<<<<

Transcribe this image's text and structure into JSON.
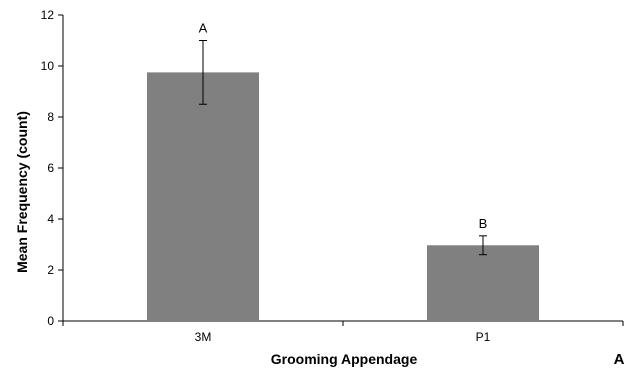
{
  "chart_data": {
    "type": "bar",
    "categories": [
      "3M",
      "P1"
    ],
    "values": [
      9.75,
      2.97
    ],
    "error": [
      1.25,
      0.37
    ],
    "data_labels": [
      "A",
      "B"
    ],
    "xlabel": "Grooming Appendage",
    "ylabel": "Mean Frequency (count)",
    "ylim": [
      0,
      12
    ],
    "yticks": [
      0,
      2,
      4,
      6,
      8,
      10,
      12
    ],
    "panel_label": "A",
    "bar_color": "#808080",
    "grid": false
  }
}
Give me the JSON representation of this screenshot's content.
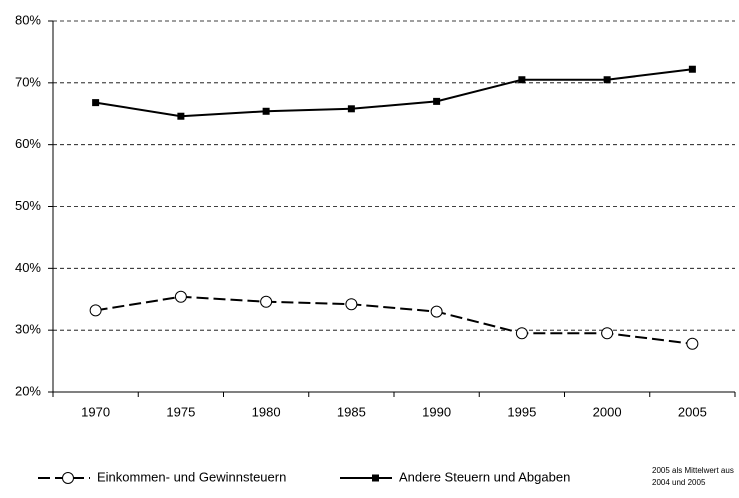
{
  "chart_data": {
    "type": "line",
    "categories": [
      "1970",
      "1975",
      "1980",
      "1985",
      "1990",
      "1995",
      "2000",
      "2005"
    ],
    "series": [
      {
        "name": "Einkommen- und Gewinnsteuern",
        "color": "#000000",
        "marker": "circle",
        "line_style": "dashed",
        "values": [
          33.2,
          35.4,
          34.6,
          34.2,
          33.0,
          29.5,
          29.5,
          27.8
        ]
      },
      {
        "name": "Andere Steuern und Abgaben",
        "color": "#000000",
        "marker": "square",
        "line_style": "solid",
        "values": [
          66.8,
          64.6,
          65.4,
          65.8,
          67.0,
          70.5,
          70.5,
          72.2
        ]
      }
    ],
    "ylim": [
      20,
      80
    ],
    "yticks": [
      {
        "value": 20,
        "label": "20%"
      },
      {
        "value": 30,
        "label": "30%"
      },
      {
        "value": 40,
        "label": "40%"
      },
      {
        "value": 50,
        "label": "50%"
      },
      {
        "value": 60,
        "label": "60%"
      },
      {
        "value": 70,
        "label": "70%"
      },
      {
        "value": 80,
        "label": "80%"
      }
    ],
    "grid": true,
    "legend": "bottom",
    "annotation": [
      "2005 als Mittelwert aus",
      "2004 und 2005"
    ]
  }
}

>>>>

• Task objective
Show all lines in the entries above where the string "this" appears.

• Exercise response
Transcribe this image's text and structure into JSON.
Give me the JSON representation of this screenshot's content.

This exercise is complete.